Start of DATASET CONTENT

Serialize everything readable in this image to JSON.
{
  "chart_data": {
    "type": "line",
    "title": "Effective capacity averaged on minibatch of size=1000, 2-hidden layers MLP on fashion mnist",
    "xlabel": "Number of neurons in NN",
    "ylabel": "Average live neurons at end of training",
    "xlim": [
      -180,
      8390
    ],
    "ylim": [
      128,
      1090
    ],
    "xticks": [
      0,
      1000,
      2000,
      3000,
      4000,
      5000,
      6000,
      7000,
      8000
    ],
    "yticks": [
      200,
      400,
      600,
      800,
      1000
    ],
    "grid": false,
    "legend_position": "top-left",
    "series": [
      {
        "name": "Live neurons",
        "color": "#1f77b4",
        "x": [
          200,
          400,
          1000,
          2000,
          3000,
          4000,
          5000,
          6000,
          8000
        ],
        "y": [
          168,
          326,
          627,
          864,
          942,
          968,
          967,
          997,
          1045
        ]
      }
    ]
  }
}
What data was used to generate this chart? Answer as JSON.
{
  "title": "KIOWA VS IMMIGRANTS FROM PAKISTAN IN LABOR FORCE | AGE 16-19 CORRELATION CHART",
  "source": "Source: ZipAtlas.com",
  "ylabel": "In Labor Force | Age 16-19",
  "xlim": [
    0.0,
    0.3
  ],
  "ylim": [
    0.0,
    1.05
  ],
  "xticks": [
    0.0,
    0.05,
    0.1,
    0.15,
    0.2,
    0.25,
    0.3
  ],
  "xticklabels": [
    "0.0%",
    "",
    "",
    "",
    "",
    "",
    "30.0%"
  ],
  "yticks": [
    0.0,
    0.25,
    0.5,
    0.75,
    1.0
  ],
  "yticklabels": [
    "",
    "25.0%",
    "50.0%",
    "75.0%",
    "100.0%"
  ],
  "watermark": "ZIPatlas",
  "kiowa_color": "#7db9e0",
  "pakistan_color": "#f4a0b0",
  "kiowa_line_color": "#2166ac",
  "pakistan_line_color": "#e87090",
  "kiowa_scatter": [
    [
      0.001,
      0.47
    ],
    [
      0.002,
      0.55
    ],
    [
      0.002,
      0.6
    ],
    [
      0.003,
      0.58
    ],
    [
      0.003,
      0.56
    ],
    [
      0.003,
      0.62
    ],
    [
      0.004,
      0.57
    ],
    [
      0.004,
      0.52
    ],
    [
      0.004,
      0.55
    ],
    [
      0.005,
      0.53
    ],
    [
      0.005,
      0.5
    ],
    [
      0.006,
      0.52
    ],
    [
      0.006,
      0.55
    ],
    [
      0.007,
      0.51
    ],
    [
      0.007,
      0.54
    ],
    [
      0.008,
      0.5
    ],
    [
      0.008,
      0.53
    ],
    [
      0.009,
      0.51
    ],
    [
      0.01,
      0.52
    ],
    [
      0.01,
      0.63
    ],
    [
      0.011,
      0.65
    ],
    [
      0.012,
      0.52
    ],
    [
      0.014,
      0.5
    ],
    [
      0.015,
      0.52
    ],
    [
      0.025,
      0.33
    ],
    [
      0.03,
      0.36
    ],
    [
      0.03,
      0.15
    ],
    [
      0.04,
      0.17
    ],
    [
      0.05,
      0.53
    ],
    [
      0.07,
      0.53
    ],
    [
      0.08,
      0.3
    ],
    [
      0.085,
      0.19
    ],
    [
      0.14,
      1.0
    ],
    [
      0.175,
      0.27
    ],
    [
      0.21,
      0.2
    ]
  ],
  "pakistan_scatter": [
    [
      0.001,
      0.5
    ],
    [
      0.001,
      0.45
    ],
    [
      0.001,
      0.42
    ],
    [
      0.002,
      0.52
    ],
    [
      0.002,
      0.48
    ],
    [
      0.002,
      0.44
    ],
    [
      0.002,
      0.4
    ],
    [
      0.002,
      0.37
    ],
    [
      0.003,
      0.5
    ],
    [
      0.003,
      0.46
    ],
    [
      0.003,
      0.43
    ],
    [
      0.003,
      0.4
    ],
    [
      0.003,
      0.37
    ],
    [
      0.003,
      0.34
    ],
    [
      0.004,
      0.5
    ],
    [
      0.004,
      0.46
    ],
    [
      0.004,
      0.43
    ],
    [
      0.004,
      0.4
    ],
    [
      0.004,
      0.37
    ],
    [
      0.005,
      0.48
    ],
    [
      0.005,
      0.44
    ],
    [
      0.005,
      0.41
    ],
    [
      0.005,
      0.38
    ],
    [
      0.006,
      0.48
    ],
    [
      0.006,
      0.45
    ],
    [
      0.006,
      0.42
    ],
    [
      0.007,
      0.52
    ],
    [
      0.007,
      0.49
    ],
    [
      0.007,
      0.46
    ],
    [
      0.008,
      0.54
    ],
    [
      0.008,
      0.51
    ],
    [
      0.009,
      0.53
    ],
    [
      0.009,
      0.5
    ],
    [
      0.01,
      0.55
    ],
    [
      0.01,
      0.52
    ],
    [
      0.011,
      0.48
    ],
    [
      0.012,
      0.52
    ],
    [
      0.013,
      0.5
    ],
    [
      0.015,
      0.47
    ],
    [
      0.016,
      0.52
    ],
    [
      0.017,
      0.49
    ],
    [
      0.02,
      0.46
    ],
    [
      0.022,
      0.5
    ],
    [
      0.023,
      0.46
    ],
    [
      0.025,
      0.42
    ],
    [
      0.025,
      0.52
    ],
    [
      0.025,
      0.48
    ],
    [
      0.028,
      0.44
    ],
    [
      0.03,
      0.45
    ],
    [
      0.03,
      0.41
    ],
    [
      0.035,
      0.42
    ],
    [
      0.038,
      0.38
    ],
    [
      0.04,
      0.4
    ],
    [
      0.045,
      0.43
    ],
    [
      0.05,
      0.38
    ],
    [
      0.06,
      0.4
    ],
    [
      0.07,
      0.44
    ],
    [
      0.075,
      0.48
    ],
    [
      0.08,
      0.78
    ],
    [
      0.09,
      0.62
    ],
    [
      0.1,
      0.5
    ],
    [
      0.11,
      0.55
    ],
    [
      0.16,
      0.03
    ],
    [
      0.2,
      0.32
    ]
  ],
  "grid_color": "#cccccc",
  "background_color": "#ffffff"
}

End of DATASET CONTENT

__THE REQUEST__: Look through the data above. Find each line with the string "title" and copy it.

__RESPONSE TO THIS TASK__:
    "title": "Effective capacity averaged on minibatch of size=1000, 2-hidden layers MLP on fashion mnist",
  "title": "KIOWA VS IMMIGRANTS FROM PAKISTAN IN LABOR FORCE | AGE 16-19 CORRELATION CHART",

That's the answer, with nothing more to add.